*INSTRUCTION*: Exactly as given, repeat all of the entries.

── INFORMATION SUPPLIED ──

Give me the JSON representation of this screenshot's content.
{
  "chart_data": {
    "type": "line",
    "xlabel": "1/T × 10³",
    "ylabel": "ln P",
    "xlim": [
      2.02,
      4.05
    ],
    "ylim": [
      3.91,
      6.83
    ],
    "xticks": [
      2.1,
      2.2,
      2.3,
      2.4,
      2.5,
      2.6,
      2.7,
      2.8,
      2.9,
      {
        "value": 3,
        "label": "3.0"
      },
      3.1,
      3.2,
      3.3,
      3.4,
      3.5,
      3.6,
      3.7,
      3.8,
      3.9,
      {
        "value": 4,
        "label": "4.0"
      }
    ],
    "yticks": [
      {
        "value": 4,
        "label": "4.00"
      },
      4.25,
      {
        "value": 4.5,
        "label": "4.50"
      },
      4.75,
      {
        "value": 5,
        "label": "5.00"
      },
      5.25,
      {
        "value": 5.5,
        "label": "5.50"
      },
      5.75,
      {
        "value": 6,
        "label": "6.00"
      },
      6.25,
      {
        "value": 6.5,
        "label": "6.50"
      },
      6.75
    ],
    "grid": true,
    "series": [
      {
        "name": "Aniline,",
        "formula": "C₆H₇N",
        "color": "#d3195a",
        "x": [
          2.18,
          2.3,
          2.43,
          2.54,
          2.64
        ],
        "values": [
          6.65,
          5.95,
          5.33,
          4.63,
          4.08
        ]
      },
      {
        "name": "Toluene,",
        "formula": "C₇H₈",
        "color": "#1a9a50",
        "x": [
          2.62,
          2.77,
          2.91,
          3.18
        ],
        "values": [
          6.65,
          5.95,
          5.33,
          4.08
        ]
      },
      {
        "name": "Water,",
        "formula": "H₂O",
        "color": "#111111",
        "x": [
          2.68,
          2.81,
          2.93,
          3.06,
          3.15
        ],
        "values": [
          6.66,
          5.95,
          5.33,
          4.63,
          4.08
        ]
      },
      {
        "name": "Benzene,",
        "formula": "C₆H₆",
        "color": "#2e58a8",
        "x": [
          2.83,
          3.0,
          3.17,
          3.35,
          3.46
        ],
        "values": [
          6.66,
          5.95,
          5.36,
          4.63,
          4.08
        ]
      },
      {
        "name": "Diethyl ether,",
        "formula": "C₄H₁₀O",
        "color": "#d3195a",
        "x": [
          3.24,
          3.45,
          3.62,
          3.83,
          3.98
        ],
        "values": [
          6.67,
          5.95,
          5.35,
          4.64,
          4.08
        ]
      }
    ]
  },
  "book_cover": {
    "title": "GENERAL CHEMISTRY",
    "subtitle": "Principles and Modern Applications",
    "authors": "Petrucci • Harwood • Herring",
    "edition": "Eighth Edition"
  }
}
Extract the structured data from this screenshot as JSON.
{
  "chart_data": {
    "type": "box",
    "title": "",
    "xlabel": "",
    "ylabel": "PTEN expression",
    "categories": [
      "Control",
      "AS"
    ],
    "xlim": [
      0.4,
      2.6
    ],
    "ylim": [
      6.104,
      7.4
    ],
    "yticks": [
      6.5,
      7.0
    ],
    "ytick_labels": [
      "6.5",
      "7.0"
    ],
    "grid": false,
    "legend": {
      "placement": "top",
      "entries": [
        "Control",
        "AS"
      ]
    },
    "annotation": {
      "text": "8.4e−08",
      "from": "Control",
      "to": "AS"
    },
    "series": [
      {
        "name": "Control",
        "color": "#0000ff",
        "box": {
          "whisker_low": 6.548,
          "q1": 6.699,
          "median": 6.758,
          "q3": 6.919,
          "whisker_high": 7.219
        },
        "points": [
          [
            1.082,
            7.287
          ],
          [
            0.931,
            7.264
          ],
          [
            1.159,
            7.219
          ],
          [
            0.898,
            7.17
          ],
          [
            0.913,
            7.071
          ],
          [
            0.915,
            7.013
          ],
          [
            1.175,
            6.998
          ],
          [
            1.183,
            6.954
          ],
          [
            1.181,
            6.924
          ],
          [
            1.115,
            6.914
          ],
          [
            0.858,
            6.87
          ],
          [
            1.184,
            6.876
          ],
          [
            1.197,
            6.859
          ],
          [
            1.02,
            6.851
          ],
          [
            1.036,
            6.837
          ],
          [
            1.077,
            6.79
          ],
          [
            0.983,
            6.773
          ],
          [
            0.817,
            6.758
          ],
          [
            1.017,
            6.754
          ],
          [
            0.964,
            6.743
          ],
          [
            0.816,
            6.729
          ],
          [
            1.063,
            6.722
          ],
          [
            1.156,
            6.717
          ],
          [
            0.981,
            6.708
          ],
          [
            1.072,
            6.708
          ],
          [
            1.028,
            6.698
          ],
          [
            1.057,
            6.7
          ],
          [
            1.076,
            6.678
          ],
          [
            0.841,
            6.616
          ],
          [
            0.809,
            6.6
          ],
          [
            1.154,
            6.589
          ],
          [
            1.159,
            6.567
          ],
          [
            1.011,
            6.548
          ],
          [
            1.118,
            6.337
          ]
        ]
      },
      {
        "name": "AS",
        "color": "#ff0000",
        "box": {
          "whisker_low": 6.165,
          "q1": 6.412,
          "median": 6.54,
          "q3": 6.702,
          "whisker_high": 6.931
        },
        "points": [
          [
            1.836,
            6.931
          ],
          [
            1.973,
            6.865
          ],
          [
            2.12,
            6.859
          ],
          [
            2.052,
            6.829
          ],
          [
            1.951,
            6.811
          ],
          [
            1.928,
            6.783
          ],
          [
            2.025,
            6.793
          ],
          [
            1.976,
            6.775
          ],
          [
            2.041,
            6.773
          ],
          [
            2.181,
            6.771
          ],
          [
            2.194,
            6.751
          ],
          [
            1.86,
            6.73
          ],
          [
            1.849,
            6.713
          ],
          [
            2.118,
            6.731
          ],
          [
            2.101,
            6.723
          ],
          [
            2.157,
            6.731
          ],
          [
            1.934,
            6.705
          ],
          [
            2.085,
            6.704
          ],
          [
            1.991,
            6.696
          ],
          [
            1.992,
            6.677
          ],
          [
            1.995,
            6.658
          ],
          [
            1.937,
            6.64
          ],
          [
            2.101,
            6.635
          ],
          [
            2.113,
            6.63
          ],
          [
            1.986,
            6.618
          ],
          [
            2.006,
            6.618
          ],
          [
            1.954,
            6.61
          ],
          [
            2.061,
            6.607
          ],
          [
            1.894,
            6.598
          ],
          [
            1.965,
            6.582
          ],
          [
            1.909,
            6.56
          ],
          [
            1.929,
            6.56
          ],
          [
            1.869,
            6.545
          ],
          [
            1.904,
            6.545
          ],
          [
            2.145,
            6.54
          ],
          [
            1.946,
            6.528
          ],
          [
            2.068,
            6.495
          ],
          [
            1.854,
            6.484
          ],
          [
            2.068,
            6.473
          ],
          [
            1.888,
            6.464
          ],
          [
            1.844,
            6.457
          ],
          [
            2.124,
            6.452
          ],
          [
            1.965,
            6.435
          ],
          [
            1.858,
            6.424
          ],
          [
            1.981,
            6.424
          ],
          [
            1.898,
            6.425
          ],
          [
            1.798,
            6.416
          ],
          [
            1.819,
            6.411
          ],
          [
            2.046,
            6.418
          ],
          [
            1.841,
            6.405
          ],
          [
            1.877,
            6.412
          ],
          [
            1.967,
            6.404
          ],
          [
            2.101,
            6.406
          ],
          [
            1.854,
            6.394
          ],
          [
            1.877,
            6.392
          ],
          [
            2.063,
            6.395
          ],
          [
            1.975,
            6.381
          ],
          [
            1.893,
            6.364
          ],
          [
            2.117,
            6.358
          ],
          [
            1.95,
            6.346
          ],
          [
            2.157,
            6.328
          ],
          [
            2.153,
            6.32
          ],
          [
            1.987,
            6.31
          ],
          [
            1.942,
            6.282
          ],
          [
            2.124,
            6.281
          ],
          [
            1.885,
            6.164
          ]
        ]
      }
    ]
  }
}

───

*FINAL RESULT*:
Give me the JSON representation of this screenshot's content.
{
  "chart_data": {
    "type": "line",
    "xlabel": "1/T × 10³",
    "ylabel": "ln P",
    "xlim": [
      2.02,
      4.05
    ],
    "ylim": [
      3.91,
      6.83
    ],
    "xticks": [
      2.1,
      2.2,
      2.3,
      2.4,
      2.5,
      2.6,
      2.7,
      2.8,
      2.9,
      {
        "value": 3,
        "label": "3.0"
      },
      3.1,
      3.2,
      3.3,
      3.4,
      3.5,
      3.6,
      3.7,
      3.8,
      3.9,
      {
        "value": 4,
        "label": "4.0"
      }
    ],
    "yticks": [
      {
        "value": 4,
        "label": "4.00"
      },
      4.25,
      {
        "value": 4.5,
        "label": "4.50"
      },
      4.75,
      {
        "value": 5,
        "label": "5.00"
      },
      5.25,
      {
        "value": 5.5,
        "label": "5.50"
      },
      5.75,
      {
        "value": 6,
        "label": "6.00"
      },
      6.25,
      {
        "value": 6.5,
        "label": "6.50"
      },
      6.75
    ],
    "grid": true,
    "series": [
      {
        "name": "Aniline,",
        "formula": "C₆H₇N",
        "color": "#d3195a",
        "x": [
          2.18,
          2.3,
          2.43,
          2.54,
          2.64
        ],
        "values": [
          6.65,
          5.95,
          5.33,
          4.63,
          4.08
        ]
      },
      {
        "name": "Toluene,",
        "formula": "C₇H₈",
        "color": "#1a9a50",
        "x": [
          2.62,
          2.77,
          2.91,
          3.18
        ],
        "values": [
          6.65,
          5.95,
          5.33,
          4.08
        ]
      },
      {
        "name": "Water,",
        "formula": "H₂O",
        "color": "#111111",
        "x": [
          2.68,
          2.81,
          2.93,
          3.06,
          3.15
        ],
        "values": [
          6.66,
          5.95,
          5.33,
          4.63,
          4.08
        ]
      },
      {
        "name": "Benzene,",
        "formula": "C₆H₆",
        "color": "#2e58a8",
        "x": [
          2.83,
          3.0,
          3.17,
          3.35,
          3.46
        ],
        "values": [
          6.66,
          5.95,
          5.36,
          4.63,
          4.08
        ]
      },
      {
        "name": "Diethyl ether,",
        "formula": "C₄H₁₀O",
        "color": "#d3195a",
        "x": [
          3.24,
          3.45,
          3.62,
          3.83,
          3.98
        ],
        "values": [
          6.67,
          5.95,
          5.35,
          4.64,
          4.08
        ]
      }
    ]
  },
  "book_cover": {
    "title": "GENERAL CHEMISTRY",
    "subtitle": "Principles and Modern Applications",
    "authors": "Petrucci • Harwood • Herring",
    "edition": "Eighth Edition"
  }
}
Extract the structured data from this screenshot as JSON.
{
  "chart_data": {
    "type": "box",
    "title": "",
    "xlabel": "",
    "ylabel": "PTEN expression",
    "categories": [
      "Control",
      "AS"
    ],
    "xlim": [
      0.4,
      2.6
    ],
    "ylim": [
      6.104,
      7.4
    ],
    "yticks": [
      6.5,
      7.0
    ],
    "ytick_labels": [
      "6.5",
      "7.0"
    ],
    "grid": false,
    "legend": {
      "placement": "top",
      "entries": [
        "Control",
        "AS"
      ]
    },
    "annotation": {
      "text": "8.4e−08",
      "from": "Control",
      "to": "AS"
    },
    "series": [
      {
        "name": "Control",
        "color": "#0000ff",
        "box": {
          "whisker_low": 6.548,
          "q1": 6.699,
          "median": 6.758,
          "q3": 6.919,
          "whisker_high": 7.219
        },
        "points": [
          [
            1.082,
            7.287
          ],
          [
            0.931,
            7.264
          ],
          [
            1.159,
            7.219
          ],
          [
            0.898,
            7.17
          ],
          [
            0.913,
            7.071
          ],
          [
            0.915,
            7.013
          ],
          [
            1.175,
            6.998
          ],
          [
            1.183,
            6.954
          ],
          [
            1.181,
            6.924
          ],
          [
            1.115,
            6.914
          ],
          [
            0.858,
            6.87
          ],
          [
            1.184,
            6.876
          ],
          [
            1.197,
            6.859
          ],
          [
            1.02,
            6.851
          ],
          [
            1.036,
            6.837
          ],
          [
            1.077,
            6.79
          ],
          [
            0.983,
            6.773
          ],
          [
            0.817,
            6.758
          ],
          [
            1.017,
            6.754
          ],
          [
            0.964,
            6.743
          ],
          [
            0.816,
            6.729
          ],
          [
            1.063,
            6.722
          ],
          [
            1.156,
            6.717
          ],
          [
            0.981,
            6.708
          ],
          [
            1.072,
            6.708
          ],
          [
            1.028,
            6.698
          ],
          [
            1.057,
            6.7
          ],
          [
            1.076,
            6.678
          ],
          [
            0.841,
            6.616
          ],
          [
            0.809,
            6.6
          ],
          [
            1.154,
            6.589
          ],
          [
            1.159,
            6.567
          ],
          [
            1.011,
            6.548
          ],
          [
            1.118,
            6.337
          ]
        ]
      },
      {
        "name": "AS",
        "color": "#ff0000",
        "box": {
          "whisker_low": 6.165,
          "q1": 6.412,
          "median": 6.54,
          "q3": 6.702,
          "whisker_high": 6.931
        },
        "points": [
          [
            1.836,
            6.931
          ],
          [
            1.973,
            6.865
          ],
          [
            2.12,
            6.859
          ],
          [
            2.052,
            6.829
          ],
          [
            1.951,
            6.811
          ],
          [
            1.928,
            6.783
          ],
          [
            2.025,
            6.793
          ],
          [
            1.976,
            6.775
          ],
          [
            2.041,
            6.773
          ],
          [
            2.181,
            6.771
          ],
          [
            2.194,
            6.751
          ],
          [
            1.86,
            6.73
          ],
          [
            1.849,
            6.713
          ],
          [
            2.118,
            6.731
          ],
          [
            2.101,
            6.723
          ],
          [
            2.157,
            6.731
          ],
          [
            1.934,
            6.705
          ],
          [
            2.085,
            6.704
          ],
          [
            1.991,
            6.696
          ],
          [
            1.992,
            6.677
          ],
          [
            1.995,
            6.658
          ],
          [
            1.937,
            6.64
          ],
          [
            2.101,
            6.635
          ],
          [
            2.113,
            6.63
          ],
          [
            1.986,
            6.618
          ],
          [
            2.006,
            6.618
          ],
          [
            1.954,
            6.61
          ],
          [
            2.061,
            6.607
          ],
          [
            1.894,
            6.598
          ],
          [
            1.965,
            6.582
          ],
          [
            1.909,
            6.56
          ],
          [
            1.929,
            6.56
          ],
          [
            1.869,
            6.545
          ],
          [
            1.904,
            6.545
          ],
          [
            2.145,
            6.54
          ],
          [
            1.946,
            6.528
          ],
          [
            2.068,
            6.495
          ],
          [
            1.854,
            6.484
          ],
          [
            2.068,
            6.473
          ],
          [
            1.888,
            6.464
          ],
          [
            1.844,
            6.457
          ],
          [
            2.124,
            6.452
          ],
          [
            1.965,
            6.435
          ],
          [
            1.858,
            6.424
          ],
          [
            1.981,
            6.424
          ],
          [
            1.898,
            6.425
          ],
          [
            1.798,
            6.416
          ],
          [
            1.819,
            6.411
          ],
          [
            2.046,
            6.418
          ],
          [
            1.841,
            6.405
          ],
          [
            1.877,
            6.412
          ],
          [
            1.967,
            6.404
          ],
          [
            2.101,
            6.406
          ],
          [
            1.854,
            6.394
          ],
          [
            1.877,
            6.392
          ],
          [
            2.063,
            6.395
          ],
          [
            1.975,
            6.381
          ],
          [
            1.893,
            6.364
          ],
          [
            2.117,
            6.358
          ],
          [
            1.95,
            6.346
          ],
          [
            2.157,
            6.328
          ],
          [
            2.153,
            6.32
          ],
          [
            1.987,
            6.31
          ],
          [
            1.942,
            6.282
          ],
          [
            2.124,
            6.281
          ],
          [
            1.885,
            6.164
          ]
        ]
      }
    ]
  }
}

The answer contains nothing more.